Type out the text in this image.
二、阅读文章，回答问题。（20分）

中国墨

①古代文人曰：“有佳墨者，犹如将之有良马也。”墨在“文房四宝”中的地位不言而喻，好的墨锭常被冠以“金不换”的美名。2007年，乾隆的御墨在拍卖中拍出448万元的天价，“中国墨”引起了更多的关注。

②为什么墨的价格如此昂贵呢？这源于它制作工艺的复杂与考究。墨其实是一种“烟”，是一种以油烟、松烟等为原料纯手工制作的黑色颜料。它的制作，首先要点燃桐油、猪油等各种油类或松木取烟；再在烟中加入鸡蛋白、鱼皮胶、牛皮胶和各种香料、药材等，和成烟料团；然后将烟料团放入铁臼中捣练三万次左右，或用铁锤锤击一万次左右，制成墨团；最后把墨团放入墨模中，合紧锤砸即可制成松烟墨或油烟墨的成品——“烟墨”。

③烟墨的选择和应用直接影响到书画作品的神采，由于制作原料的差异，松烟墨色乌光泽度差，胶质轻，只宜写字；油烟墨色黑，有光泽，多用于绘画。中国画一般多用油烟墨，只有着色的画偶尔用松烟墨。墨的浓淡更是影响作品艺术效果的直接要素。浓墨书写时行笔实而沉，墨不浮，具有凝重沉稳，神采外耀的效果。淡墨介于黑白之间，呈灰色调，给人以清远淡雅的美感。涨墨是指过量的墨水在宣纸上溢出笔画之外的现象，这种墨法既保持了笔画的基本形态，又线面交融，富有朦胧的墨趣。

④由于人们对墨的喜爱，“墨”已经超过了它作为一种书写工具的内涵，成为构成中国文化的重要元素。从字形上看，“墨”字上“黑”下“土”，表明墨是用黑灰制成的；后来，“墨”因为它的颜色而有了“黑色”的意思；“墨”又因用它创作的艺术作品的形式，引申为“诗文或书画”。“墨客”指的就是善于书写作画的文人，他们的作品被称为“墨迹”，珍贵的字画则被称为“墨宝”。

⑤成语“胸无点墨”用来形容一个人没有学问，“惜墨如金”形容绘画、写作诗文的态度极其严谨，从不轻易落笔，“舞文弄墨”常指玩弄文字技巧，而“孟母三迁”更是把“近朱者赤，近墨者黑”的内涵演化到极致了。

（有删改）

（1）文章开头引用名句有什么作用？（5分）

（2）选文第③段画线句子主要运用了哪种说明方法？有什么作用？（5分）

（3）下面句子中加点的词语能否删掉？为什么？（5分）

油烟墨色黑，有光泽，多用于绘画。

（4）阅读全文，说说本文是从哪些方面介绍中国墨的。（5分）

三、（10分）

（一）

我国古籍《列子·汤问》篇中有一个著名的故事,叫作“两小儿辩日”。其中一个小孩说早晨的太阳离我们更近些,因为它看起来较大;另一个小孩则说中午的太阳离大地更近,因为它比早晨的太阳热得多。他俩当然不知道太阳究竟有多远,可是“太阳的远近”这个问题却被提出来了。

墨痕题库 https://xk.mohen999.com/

——

DIRECTIVE: Output the data above exactly, please, line for line.

OUTPUT BELOW:
Type out the text in this image.
二、阅读文章，回答问题。（20分）

中国墨

①古代文人曰：“有佳墨者，犹如将之有良马也。”墨在“文房四宝”中的地位不言而喻，好的墨锭常被冠以“金不换”的美名。2007年，乾隆的御墨在拍卖中拍出448万元的天价，“中国墨”引起了更多的关注。

②为什么墨的价格如此昂贵呢？这源于它制作工艺的复杂与考究。墨其实是一种“烟”，是一种以油烟、松烟等为原料纯手工制作的黑色颜料。它的制作，首先要点燃桐油、猪油等各种油类或松木取烟；再在烟中加入鸡蛋白、鱼皮胶、牛皮胶和各种香料、药材等，和成烟料团；然后将烟料团放入铁臼中捣练三万次左右，或用铁锤锤击一万次左右，制成墨团；最后把墨团放入墨模中，合紧锤砸即可制成松烟墨或油烟墨的成品——“烟墨”。

③烟墨的选择和应用直接影响到书画作品的神采，由于制作原料的差异，松烟墨色乌光泽度差，胶质轻，只宜写字；油烟墨色黑，有光泽，多用于绘画。中国画一般多用油烟墨，只有着色的画偶尔用松烟墨。墨的浓淡更是影响作品艺术效果的直接要素。浓墨书写时行笔实而沉，墨不浮，具有凝重沉稳，神采外耀的效果。淡墨介于黑白之间，呈灰色调，给人以清远淡雅的美感。涨墨是指过量的墨水在宣纸上溢出笔画之外的现象，这种墨法既保持了笔画的基本形态，又线面交融，富有朦胧的墨趣。

④由于人们对墨的喜爱，“墨”已经超过了它作为一种书写工具的内涵，成为构成中国文化的重要元素。从字形上看，“墨”字上“黑”下“土”，表明墨是用黑灰制成的；后来，“墨”因为它的颜色而有了“黑色”的意思；“墨”又因用它创作的艺术作品的形式，引申为“诗文或书画”。“墨客”指的就是善于书写作画的文人，他们的作品被称为“墨迹”，珍贵的字画则被称为“墨宝”。

⑤成语“胸无点墨”用来形容一个人没有学问，“惜墨如金”形容绘画、写作诗文的态度极其严谨，从不轻易落笔，“舞文弄墨”常指玩弄文字技巧，而“孟母三迁”更是把“近朱者赤，近墨者黑”的内涵演化到极致了。

（有删改）

（1）文章开头引用名句有什么作用？（5分）

（2）选文第③段画线句子主要运用了哪种说明方法？有什么作用？（5分）

（3）下面句子中加点的词语能否删掉？为什么？（5分）

油烟墨色黑，有光泽，多用于绘画。

（4）阅读全文，说说本文是从哪些方面介绍中国墨的。（5分）

三、（10分）

（一）

我国古籍《列子·汤问》篇中有一个著名的故事,叫作“两小儿辩日”。其中一个小孩说早晨的太阳离我们更近些,因为它看起来较大;另一个小孩则说中午的太阳离大地更近,因为它比早晨的太阳热得多。他俩当然不知道太阳究竟有多远,可是“太阳的远近”这个问题却被提出来了。

墨痕题库 https://xk.mohen999.com/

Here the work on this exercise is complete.